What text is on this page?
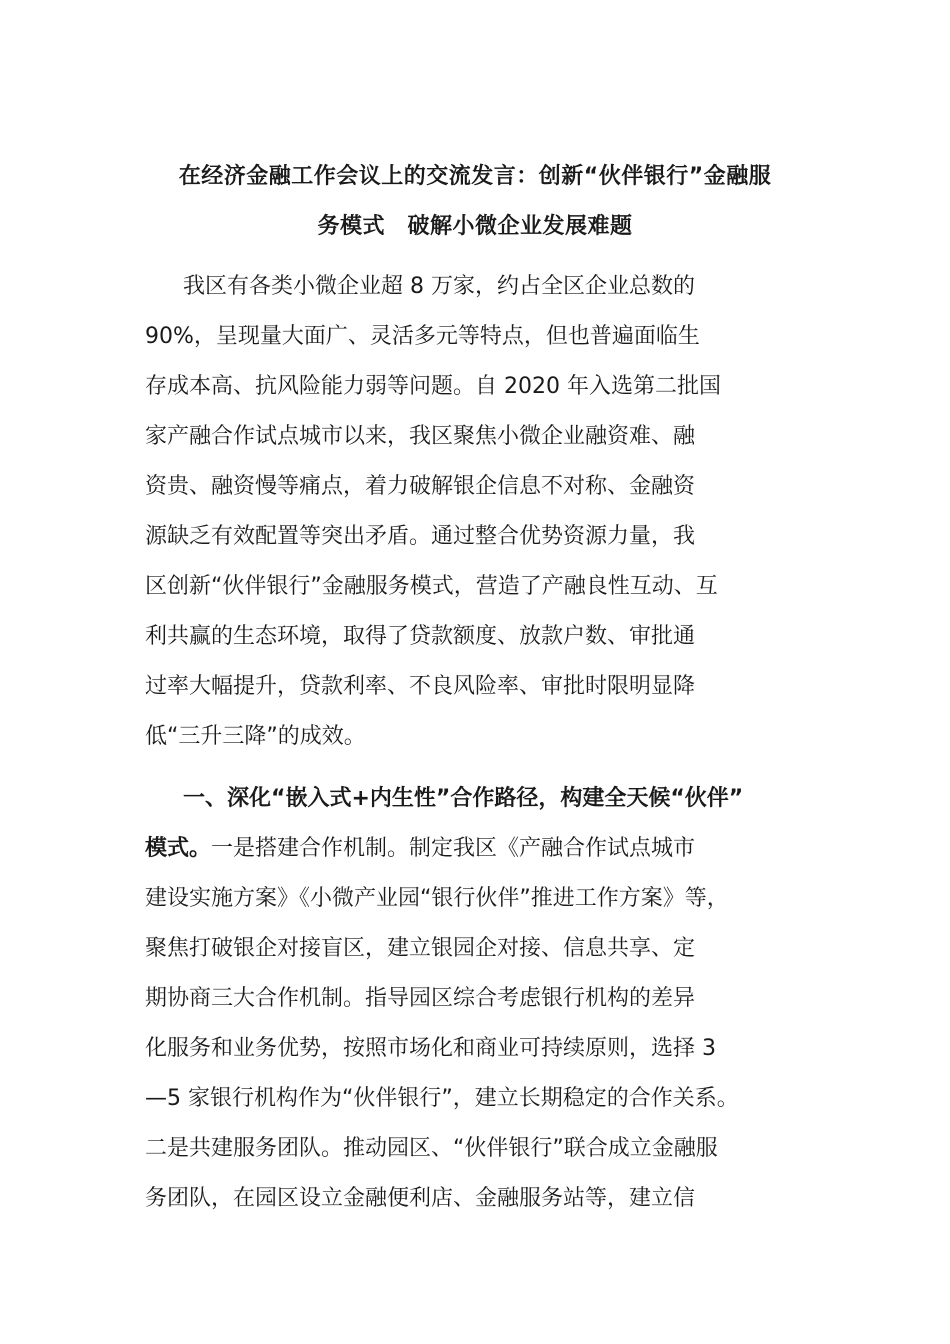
在经济金融工作会议上的交流发言：创新“伙伴银行”金融服
务模式　破解小微企业发展难题
我区有各类小微企业超 8 万家，约占全区企业总数的
90%，呈现量大面广、灵活多元等特点，但也普遍面临生
存成本高、抗风险能力弱等问题。自 2020 年入选第二批国
家产融合作试点城市以来，我区聚焦小微企业融资难、融
资贵、融资慢等痛点，着力破解银企信息不对称、金融资
源缺乏有效配置等突出矛盾。通过整合优势资源力量，我
区创新“伙伴银行”金融服务模式，营造了产融良性互动、互
利共赢的生态环境，取得了贷款额度、放款户数、审批通
过率大幅提升，贷款利率、不良风险率、审批时限明显降
低“三升三降”的成效。
一、深化“嵌入式+内生性”合作路径，构建全天候“伙伴”
模式。一是搭建合作机制。制定我区《产融合作试点城市
建设实施方案》《小微产业园“银行伙伴”推进工作方案》等，
聚焦打破银企对接盲区，建立银园企对接、信息共享、定
期协商三大合作机制。指导园区综合考虑银行机构的差异
化服务和业务优势，按照市场化和商业可持续原则，选择 3
—5 家银行机构作为“伙伴银行”，建立长期稳定的合作关系。
二是共建服务团队。推动园区、“伙伴银行”联合成立金融服
务团队，在园区设立金融便利店、金融服务站等，建立信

--- Short problem ---
Output every entry verbatim. Pictures do not belong in the copy.

--- Solution for this exercise ---
What text is on this page?
在经济金融工作会议上的交流发言：创新“伙伴银行”金融服
务模式　破解小微企业发展难题
我区有各类小微企业超 8 万家，约占全区企业总数的
90%，呈现量大面广、灵活多元等特点，但也普遍面临生
存成本高、抗风险能力弱等问题。自 2020 年入选第二批国
家产融合作试点城市以来，我区聚焦小微企业融资难、融
资贵、融资慢等痛点，着力破解银企信息不对称、金融资
源缺乏有效配置等突出矛盾。通过整合优势资源力量，我
区创新“伙伴银行”金融服务模式，营造了产融良性互动、互
利共赢的生态环境，取得了贷款额度、放款户数、审批通
过率大幅提升，贷款利率、不良风险率、审批时限明显降
低“三升三降”的成效。
一、深化“嵌入式+内生性”合作路径，构建全天候“伙伴”
模式。一是搭建合作机制。制定我区《产融合作试点城市
建设实施方案》《小微产业园“银行伙伴”推进工作方案》等，
聚焦打破银企对接盲区，建立银园企对接、信息共享、定
期协商三大合作机制。指导园区综合考虑银行机构的差异
化服务和业务优势，按照市场化和商业可持续原则，选择 3
—5 家银行机构作为“伙伴银行”，建立长期稳定的合作关系。
二是共建服务团队。推动园区、“伙伴银行”联合成立金融服
务团队，在园区设立金融便利店、金融服务站等，建立信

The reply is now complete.